### WHAT IS NEEDED
Repeat the whole listing exactly.

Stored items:

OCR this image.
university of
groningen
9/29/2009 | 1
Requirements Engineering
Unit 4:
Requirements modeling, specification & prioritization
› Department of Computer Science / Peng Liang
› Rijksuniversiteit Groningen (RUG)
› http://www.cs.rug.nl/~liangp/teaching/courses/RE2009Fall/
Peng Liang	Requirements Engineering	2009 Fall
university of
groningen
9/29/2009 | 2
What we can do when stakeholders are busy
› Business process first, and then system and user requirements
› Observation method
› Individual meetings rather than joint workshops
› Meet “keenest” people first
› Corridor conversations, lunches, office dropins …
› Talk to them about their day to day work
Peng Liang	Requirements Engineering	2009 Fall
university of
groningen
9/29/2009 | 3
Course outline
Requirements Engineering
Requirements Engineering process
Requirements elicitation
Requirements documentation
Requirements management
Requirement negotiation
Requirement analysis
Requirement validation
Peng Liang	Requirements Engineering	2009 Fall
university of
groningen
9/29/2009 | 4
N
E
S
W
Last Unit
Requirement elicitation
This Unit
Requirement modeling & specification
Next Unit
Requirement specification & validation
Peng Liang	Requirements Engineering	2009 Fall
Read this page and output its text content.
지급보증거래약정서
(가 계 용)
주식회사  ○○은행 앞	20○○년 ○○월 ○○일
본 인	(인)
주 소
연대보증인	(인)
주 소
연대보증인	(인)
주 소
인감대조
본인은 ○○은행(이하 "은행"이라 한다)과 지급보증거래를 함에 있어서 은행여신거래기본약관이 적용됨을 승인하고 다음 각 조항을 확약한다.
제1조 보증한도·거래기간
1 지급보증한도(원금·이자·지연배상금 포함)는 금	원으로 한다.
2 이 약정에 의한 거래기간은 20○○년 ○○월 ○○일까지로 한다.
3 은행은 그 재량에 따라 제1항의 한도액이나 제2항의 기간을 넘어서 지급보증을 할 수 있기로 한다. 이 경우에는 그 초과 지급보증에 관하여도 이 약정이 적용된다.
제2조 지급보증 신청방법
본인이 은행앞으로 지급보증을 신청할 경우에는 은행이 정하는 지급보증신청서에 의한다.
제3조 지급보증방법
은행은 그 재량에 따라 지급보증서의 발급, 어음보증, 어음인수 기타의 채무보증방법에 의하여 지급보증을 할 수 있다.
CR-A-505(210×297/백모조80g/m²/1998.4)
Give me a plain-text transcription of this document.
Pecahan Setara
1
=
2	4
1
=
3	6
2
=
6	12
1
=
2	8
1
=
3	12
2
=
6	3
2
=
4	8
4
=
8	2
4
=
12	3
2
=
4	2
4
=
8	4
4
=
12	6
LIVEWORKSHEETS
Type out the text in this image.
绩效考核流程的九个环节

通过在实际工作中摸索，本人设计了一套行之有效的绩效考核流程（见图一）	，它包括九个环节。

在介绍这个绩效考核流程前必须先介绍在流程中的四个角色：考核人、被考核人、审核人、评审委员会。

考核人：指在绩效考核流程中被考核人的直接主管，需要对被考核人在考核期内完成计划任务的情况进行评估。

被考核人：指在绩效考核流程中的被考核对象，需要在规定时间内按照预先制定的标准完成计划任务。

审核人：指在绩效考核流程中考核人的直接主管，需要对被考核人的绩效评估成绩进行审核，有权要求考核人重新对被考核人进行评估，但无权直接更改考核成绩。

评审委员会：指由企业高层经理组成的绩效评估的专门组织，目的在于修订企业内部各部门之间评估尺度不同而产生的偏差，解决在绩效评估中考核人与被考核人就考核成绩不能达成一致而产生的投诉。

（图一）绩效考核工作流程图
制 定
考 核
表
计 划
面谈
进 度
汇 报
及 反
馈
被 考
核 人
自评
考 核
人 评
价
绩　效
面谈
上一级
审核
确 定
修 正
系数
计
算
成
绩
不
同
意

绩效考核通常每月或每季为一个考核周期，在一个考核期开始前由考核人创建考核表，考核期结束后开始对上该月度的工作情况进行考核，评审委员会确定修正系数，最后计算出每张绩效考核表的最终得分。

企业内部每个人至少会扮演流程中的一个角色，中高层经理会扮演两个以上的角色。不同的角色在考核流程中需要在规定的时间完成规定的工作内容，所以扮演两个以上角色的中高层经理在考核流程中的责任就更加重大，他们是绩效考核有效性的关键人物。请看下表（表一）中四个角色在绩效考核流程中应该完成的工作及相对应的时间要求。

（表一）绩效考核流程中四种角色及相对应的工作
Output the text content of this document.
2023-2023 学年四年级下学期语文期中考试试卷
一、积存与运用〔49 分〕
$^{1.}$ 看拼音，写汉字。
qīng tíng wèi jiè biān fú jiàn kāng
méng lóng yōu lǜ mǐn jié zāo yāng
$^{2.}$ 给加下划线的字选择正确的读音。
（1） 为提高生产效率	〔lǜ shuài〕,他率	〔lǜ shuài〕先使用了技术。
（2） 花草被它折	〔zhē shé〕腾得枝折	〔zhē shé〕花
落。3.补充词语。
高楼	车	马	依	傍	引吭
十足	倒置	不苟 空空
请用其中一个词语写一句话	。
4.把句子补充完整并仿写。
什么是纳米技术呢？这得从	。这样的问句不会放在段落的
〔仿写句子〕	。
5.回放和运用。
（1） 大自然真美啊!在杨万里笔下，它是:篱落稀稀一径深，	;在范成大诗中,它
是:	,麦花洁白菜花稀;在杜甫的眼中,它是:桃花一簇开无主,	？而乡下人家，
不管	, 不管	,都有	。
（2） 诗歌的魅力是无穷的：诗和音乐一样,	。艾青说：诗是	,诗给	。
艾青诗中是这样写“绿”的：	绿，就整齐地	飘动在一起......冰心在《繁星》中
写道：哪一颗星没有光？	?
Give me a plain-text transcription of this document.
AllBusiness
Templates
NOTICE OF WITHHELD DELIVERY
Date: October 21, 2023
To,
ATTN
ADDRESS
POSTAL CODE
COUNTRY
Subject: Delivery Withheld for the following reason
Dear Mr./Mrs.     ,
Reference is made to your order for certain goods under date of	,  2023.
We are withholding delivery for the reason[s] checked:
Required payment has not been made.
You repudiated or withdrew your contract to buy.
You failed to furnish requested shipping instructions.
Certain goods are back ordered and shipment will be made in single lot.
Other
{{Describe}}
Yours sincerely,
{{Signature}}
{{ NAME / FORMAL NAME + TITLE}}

### SOLVED EXERCISE
OCR this image.
university of
groningen
9/29/2009 | 1
Requirements Engineering
Unit 4:
Requirements modeling, specification & prioritization
› Department of Computer Science / Peng Liang
› Rijksuniversiteit Groningen (RUG)
› http://www.cs.rug.nl/~liangp/teaching/courses/RE2009Fall/
Peng Liang	Requirements Engineering	2009 Fall
university of
groningen
9/29/2009 | 2
What we can do when stakeholders are busy
› Business process first, and then system and user requirements
› Observation method
› Individual meetings rather than joint workshops
› Meet “keenest” people first
› Corridor conversations, lunches, office dropins …
› Talk to them about their day to day work
Peng Liang	Requirements Engineering	2009 Fall
university of
groningen
9/29/2009 | 3
Course outline
Requirements Engineering
Requirements Engineering process
Requirements elicitation
Requirements documentation
Requirements management
Requirement negotiation
Requirement analysis
Requirement validation
Peng Liang	Requirements Engineering	2009 Fall
university of
groningen
9/29/2009 | 4
N
E
S
W
Last Unit
Requirement elicitation
This Unit
Requirement modeling & specification
Next Unit
Requirement specification & validation
Peng Liang	Requirements Engineering	2009 Fall
Read this page and output its text content.
지급보증거래약정서
(가 계 용)
주식회사  ○○은행 앞	20○○년 ○○월 ○○일
본 인	(인)
주 소
연대보증인	(인)
주 소
연대보증인	(인)
주 소
인감대조
본인은 ○○은행(이하 "은행"이라 한다)과 지급보증거래를 함에 있어서 은행여신거래기본약관이 적용됨을 승인하고 다음 각 조항을 확약한다.
제1조 보증한도·거래기간
1 지급보증한도(원금·이자·지연배상금 포함)는 금	원으로 한다.
2 이 약정에 의한 거래기간은 20○○년 ○○월 ○○일까지로 한다.
3 은행은 그 재량에 따라 제1항의 한도액이나 제2항의 기간을 넘어서 지급보증을 할 수 있기로 한다. 이 경우에는 그 초과 지급보증에 관하여도 이 약정이 적용된다.
제2조 지급보증 신청방법
본인이 은행앞으로 지급보증을 신청할 경우에는 은행이 정하는 지급보증신청서에 의한다.
제3조 지급보증방법
은행은 그 재량에 따라 지급보증서의 발급, 어음보증, 어음인수 기타의 채무보증방법에 의하여 지급보증을 할 수 있다.
CR-A-505(210×297/백모조80g/m²/1998.4)
Give me a plain-text transcription of this document.
Pecahan Setara
1
=
2	4
1
=
3	6
2
=
6	12
1
=
2	8
1
=
3	12
2
=
6	3
2
=
4	8
4
=
8	2
4
=
12	3
2
=
4	2
4
=
8	4
4
=
12	6
LIVEWORKSHEETS
Type out the text in this image.
绩效考核流程的九个环节

通过在实际工作中摸索，本人设计了一套行之有效的绩效考核流程（见图一）	，它包括九个环节。

在介绍这个绩效考核流程前必须先介绍在流程中的四个角色：考核人、被考核人、审核人、评审委员会。

考核人：指在绩效考核流程中被考核人的直接主管，需要对被考核人在考核期内完成计划任务的情况进行评估。

被考核人：指在绩效考核流程中的被考核对象，需要在规定时间内按照预先制定的标准完成计划任务。

审核人：指在绩效考核流程中考核人的直接主管，需要对被考核人的绩效评估成绩进行审核，有权要求考核人重新对被考核人进行评估，但无权直接更改考核成绩。

评审委员会：指由企业高层经理组成的绩效评估的专门组织，目的在于修订企业内部各部门之间评估尺度不同而产生的偏差，解决在绩效评估中考核人与被考核人就考核成绩不能达成一致而产生的投诉。

（图一）绩效考核工作流程图
制 定
考 核
表
计 划
面谈
进 度
汇 报
及 反
馈
被 考
核 人
自评
考 核
人 评
价
绩　效
面谈
上一级
审核
确 定
修 正
系数
计
算
成
绩
不
同
意

绩效考核通常每月或每季为一个考核周期，在一个考核期开始前由考核人创建考核表，考核期结束后开始对上该月度的工作情况进行考核，评审委员会确定修正系数，最后计算出每张绩效考核表的最终得分。

企业内部每个人至少会扮演流程中的一个角色，中高层经理会扮演两个以上的角色。不同的角色在考核流程中需要在规定的时间完成规定的工作内容，所以扮演两个以上角色的中高层经理在考核流程中的责任就更加重大，他们是绩效考核有效性的关键人物。请看下表（表一）中四个角色在绩效考核流程中应该完成的工作及相对应的时间要求。

（表一）绩效考核流程中四种角色及相对应的工作
Output the text content of this document.
2023-2023 学年四年级下学期语文期中考试试卷
一、积存与运用〔49 分〕
$^{1.}$ 看拼音，写汉字。
qīng tíng wèi jiè biān fú jiàn kāng
méng lóng yōu lǜ mǐn jié zāo yāng
$^{2.}$ 给加下划线的字选择正确的读音。
（1） 为提高生产效率	〔lǜ shuài〕,他率	〔lǜ shuài〕先使用了技术。
（2） 花草被它折	〔zhē shé〕腾得枝折	〔zhē shé〕花
落。3.补充词语。
高楼	车	马	依	傍	引吭
十足	倒置	不苟 空空
请用其中一个词语写一句话	。
4.把句子补充完整并仿写。
什么是纳米技术呢？这得从	。这样的问句不会放在段落的
〔仿写句子〕	。
5.回放和运用。
（1） 大自然真美啊!在杨万里笔下，它是:篱落稀稀一径深，	;在范成大诗中,它
是:	,麦花洁白菜花稀;在杜甫的眼中,它是:桃花一簇开无主,	？而乡下人家，
不管	, 不管	,都有	。
（2） 诗歌的魅力是无穷的：诗和音乐一样,	。艾青说：诗是	,诗给	。
艾青诗中是这样写“绿”的：	绿，就整齐地	飘动在一起......冰心在《繁星》中
写道：哪一颗星没有光？	?
Give me a plain-text transcription of this document.
AllBusiness
Templates
NOTICE OF WITHHELD DELIVERY
Date: October 21, 2023
To,
ATTN
ADDRESS
POSTAL CODE
COUNTRY
Subject: Delivery Withheld for the following reason
Dear Mr./Mrs.     ,
Reference is made to your order for certain goods under date of	,  2023.
We are withholding delivery for the reason[s] checked:
Required payment has not been made.
You repudiated or withdrew your contract to buy.
You failed to furnish requested shipping instructions.
Certain goods are back ordered and shipment will be made in single lot.
Other
{{Describe}}
Yours sincerely,
{{Signature}}
{{ NAME / FORMAL NAME + TITLE}}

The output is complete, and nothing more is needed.